** Begin Entries **
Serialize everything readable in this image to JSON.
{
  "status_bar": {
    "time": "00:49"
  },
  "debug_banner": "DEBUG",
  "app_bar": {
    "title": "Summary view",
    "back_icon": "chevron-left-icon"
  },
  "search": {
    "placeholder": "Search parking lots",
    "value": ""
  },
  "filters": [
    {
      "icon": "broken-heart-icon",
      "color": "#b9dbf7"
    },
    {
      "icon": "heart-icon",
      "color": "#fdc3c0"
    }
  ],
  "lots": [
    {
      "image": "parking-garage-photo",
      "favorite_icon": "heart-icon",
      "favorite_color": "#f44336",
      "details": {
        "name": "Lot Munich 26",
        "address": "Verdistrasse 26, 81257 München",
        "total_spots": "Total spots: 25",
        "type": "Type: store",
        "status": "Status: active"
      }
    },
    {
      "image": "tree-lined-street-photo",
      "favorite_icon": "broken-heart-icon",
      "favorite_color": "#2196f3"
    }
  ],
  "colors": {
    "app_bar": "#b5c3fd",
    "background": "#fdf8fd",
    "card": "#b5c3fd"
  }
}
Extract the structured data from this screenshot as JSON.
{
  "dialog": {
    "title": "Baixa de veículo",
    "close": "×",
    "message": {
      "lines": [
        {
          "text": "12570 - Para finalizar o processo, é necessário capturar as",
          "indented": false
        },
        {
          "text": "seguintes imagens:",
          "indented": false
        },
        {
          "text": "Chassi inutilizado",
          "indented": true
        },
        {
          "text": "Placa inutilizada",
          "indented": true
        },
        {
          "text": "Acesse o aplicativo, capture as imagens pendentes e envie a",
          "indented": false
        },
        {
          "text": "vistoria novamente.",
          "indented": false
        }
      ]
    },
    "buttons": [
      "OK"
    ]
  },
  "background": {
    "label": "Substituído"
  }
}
** End Entries **
--- Stated task ---
Each entry above is to be quoted exactly.

--- Answer in full ---
Serialize everything readable in this image to JSON.
{
  "status_bar": {
    "time": "00:49"
  },
  "debug_banner": "DEBUG",
  "app_bar": {
    "title": "Summary view",
    "back_icon": "chevron-left-icon"
  },
  "search": {
    "placeholder": "Search parking lots",
    "value": ""
  },
  "filters": [
    {
      "icon": "broken-heart-icon",
      "color": "#b9dbf7"
    },
    {
      "icon": "heart-icon",
      "color": "#fdc3c0"
    }
  ],
  "lots": [
    {
      "image": "parking-garage-photo",
      "favorite_icon": "heart-icon",
      "favorite_color": "#f44336",
      "details": {
        "name": "Lot Munich 26",
        "address": "Verdistrasse 26, 81257 München",
        "total_spots": "Total spots: 25",
        "type": "Type: store",
        "status": "Status: active"
      }
    },
    {
      "image": "tree-lined-street-photo",
      "favorite_icon": "broken-heart-icon",
      "favorite_color": "#2196f3"
    }
  ],
  "colors": {
    "app_bar": "#b5c3fd",
    "background": "#fdf8fd",
    "card": "#b5c3fd"
  }
}
Extract the structured data from this screenshot as JSON.
{
  "dialog": {
    "title": "Baixa de veículo",
    "close": "×",
    "message": {
      "lines": [
        {
          "text": "12570 - Para finalizar o processo, é necessário capturar as",
          "indented": false
        },
        {
          "text": "seguintes imagens:",
          "indented": false
        },
        {
          "text": "Chassi inutilizado",
          "indented": true
        },
        {
          "text": "Placa inutilizada",
          "indented": true
        },
        {
          "text": "Acesse o aplicativo, capture as imagens pendentes e envie a",
          "indented": false
        },
        {
          "text": "vistoria novamente.",
          "indented": false
        }
      ]
    },
    "buttons": [
      "OK"
    ]
  },
  "background": {
    "label": "Substituído"
  }
}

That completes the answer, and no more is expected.